*** Supplied data ***

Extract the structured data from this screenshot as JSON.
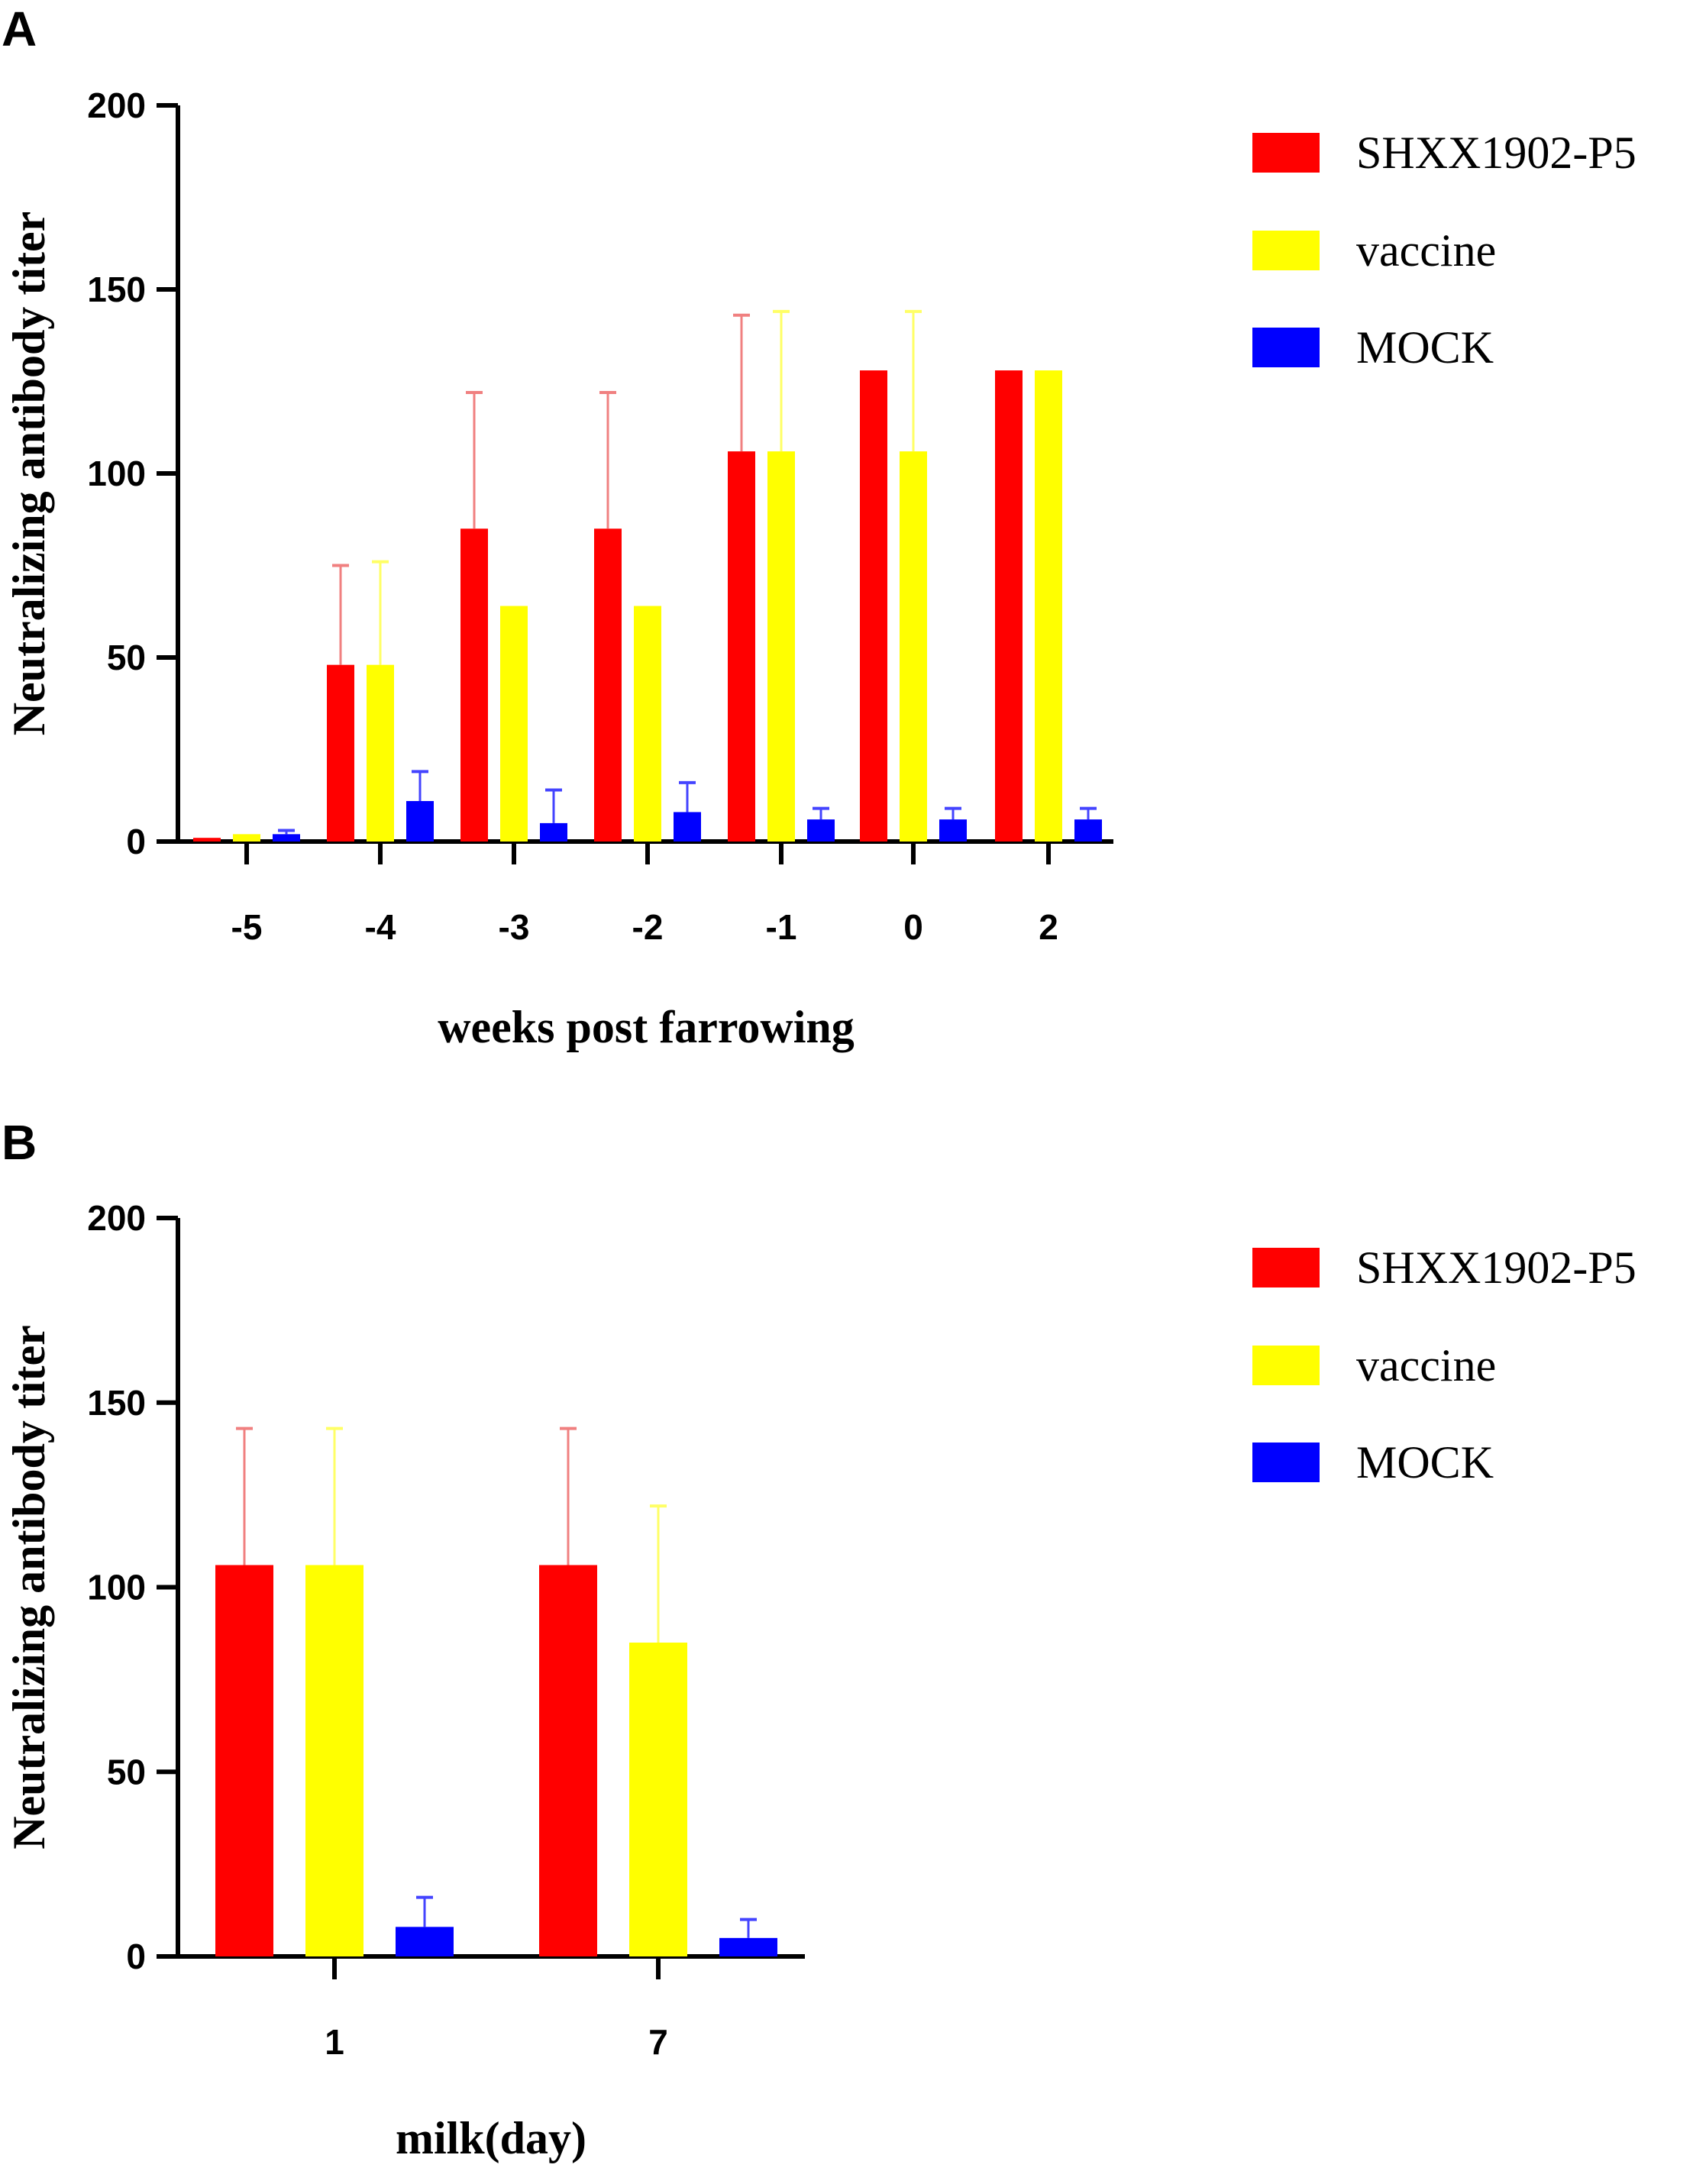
{
  "chart_data": [
    {
      "type": "bar",
      "panel": "A",
      "categories": [
        "-5",
        "-4",
        "-3",
        "-2",
        "-1",
        "0",
        "2"
      ],
      "series": [
        {
          "name": "SHXX1902-P5",
          "color": "#ff0000",
          "error_color": "#f08080",
          "values": [
            1,
            48,
            85,
            85,
            106,
            128,
            128
          ],
          "errors": [
            0,
            27,
            37,
            37,
            37,
            0,
            0
          ]
        },
        {
          "name": "vaccine",
          "color": "#ffff00",
          "error_color": "#ffff66",
          "values": [
            2,
            48,
            64,
            64,
            106,
            106,
            128
          ],
          "errors": [
            0,
            28,
            0,
            0,
            38,
            38,
            0
          ]
        },
        {
          "name": "MOCK",
          "color": "#0000ff",
          "error_color": "#4444ff",
          "values": [
            2,
            11,
            5,
            8,
            6,
            6,
            6
          ],
          "errors": [
            1,
            8,
            9,
            8,
            3,
            3,
            3
          ]
        }
      ],
      "yticks": [
        0,
        50,
        100,
        150,
        200
      ],
      "ylim": [
        0,
        200
      ],
      "ylabel": "Neutralizing antibody  titer",
      "xlabel": "weeks post farrowing",
      "legend_position": "right"
    },
    {
      "type": "bar",
      "panel": "B",
      "categories": [
        "1",
        "7"
      ],
      "series": [
        {
          "name": "SHXX1902-P5",
          "color": "#ff0000",
          "error_color": "#f08080",
          "values": [
            106,
            106
          ],
          "errors": [
            37,
            37
          ]
        },
        {
          "name": "vaccine",
          "color": "#ffff00",
          "error_color": "#ffff66",
          "values": [
            106,
            85
          ],
          "errors": [
            37,
            37
          ]
        },
        {
          "name": "MOCK",
          "color": "#0000ff",
          "error_color": "#4444ff",
          "values": [
            8,
            5
          ],
          "errors": [
            8,
            5
          ]
        }
      ],
      "yticks": [
        0,
        50,
        100,
        150,
        200
      ],
      "ylim": [
        0,
        200
      ],
      "ylabel": "Neutralizing antibody  titer",
      "xlabel": "milk(day)",
      "legend_position": "right"
    }
  ]
}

***

* _Work instruction_
Everything in the data except the pictures must be transcribed exactly.

* _Response area_
Extract the structured data from this screenshot as JSON.
{
  "chart_data": [
    {
      "type": "bar",
      "panel": "A",
      "categories": [
        "-5",
        "-4",
        "-3",
        "-2",
        "-1",
        "0",
        "2"
      ],
      "series": [
        {
          "name": "SHXX1902-P5",
          "color": "#ff0000",
          "error_color": "#f08080",
          "values": [
            1,
            48,
            85,
            85,
            106,
            128,
            128
          ],
          "errors": [
            0,
            27,
            37,
            37,
            37,
            0,
            0
          ]
        },
        {
          "name": "vaccine",
          "color": "#ffff00",
          "error_color": "#ffff66",
          "values": [
            2,
            48,
            64,
            64,
            106,
            106,
            128
          ],
          "errors": [
            0,
            28,
            0,
            0,
            38,
            38,
            0
          ]
        },
        {
          "name": "MOCK",
          "color": "#0000ff",
          "error_color": "#4444ff",
          "values": [
            2,
            11,
            5,
            8,
            6,
            6,
            6
          ],
          "errors": [
            1,
            8,
            9,
            8,
            3,
            3,
            3
          ]
        }
      ],
      "yticks": [
        0,
        50,
        100,
        150,
        200
      ],
      "ylim": [
        0,
        200
      ],
      "ylabel": "Neutralizing antibody  titer",
      "xlabel": "weeks post farrowing",
      "legend_position": "right"
    },
    {
      "type": "bar",
      "panel": "B",
      "categories": [
        "1",
        "7"
      ],
      "series": [
        {
          "name": "SHXX1902-P5",
          "color": "#ff0000",
          "error_color": "#f08080",
          "values": [
            106,
            106
          ],
          "errors": [
            37,
            37
          ]
        },
        {
          "name": "vaccine",
          "color": "#ffff00",
          "error_color": "#ffff66",
          "values": [
            106,
            85
          ],
          "errors": [
            37,
            37
          ]
        },
        {
          "name": "MOCK",
          "color": "#0000ff",
          "error_color": "#4444ff",
          "values": [
            8,
            5
          ],
          "errors": [
            8,
            5
          ]
        }
      ],
      "yticks": [
        0,
        50,
        100,
        150,
        200
      ],
      "ylim": [
        0,
        200
      ],
      "ylabel": "Neutralizing antibody  titer",
      "xlabel": "milk(day)",
      "legend_position": "right"
    }
  ]
}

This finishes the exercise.